Set problem | Return each line of the records holding the string "name".

Stored data |
★ ★ ★

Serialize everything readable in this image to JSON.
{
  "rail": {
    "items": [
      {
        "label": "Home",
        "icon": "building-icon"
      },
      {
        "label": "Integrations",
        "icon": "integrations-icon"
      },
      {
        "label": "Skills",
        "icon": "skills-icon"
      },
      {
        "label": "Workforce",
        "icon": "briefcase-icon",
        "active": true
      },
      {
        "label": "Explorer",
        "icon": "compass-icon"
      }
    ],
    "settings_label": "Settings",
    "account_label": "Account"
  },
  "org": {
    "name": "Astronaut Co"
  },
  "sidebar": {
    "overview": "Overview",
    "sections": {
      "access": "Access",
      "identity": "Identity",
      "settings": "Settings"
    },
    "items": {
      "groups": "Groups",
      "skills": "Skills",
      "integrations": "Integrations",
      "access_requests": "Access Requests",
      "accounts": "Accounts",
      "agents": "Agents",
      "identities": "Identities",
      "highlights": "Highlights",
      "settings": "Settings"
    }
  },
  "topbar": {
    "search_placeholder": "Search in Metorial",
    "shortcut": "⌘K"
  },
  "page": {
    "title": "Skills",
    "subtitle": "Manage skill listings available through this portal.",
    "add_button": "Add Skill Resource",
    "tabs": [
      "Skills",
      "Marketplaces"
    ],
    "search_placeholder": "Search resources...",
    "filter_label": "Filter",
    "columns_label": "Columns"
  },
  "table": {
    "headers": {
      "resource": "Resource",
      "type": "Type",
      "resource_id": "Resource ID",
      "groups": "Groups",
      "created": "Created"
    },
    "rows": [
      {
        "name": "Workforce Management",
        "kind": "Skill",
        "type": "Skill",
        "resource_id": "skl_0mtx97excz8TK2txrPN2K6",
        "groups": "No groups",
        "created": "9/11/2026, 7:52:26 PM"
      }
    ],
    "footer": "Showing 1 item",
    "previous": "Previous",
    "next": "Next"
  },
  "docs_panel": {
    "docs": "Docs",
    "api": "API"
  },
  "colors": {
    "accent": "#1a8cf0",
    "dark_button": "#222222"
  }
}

★ ★ ★

The reply |
    "name": "Astronaut Co"
        "name": "Workforce Management",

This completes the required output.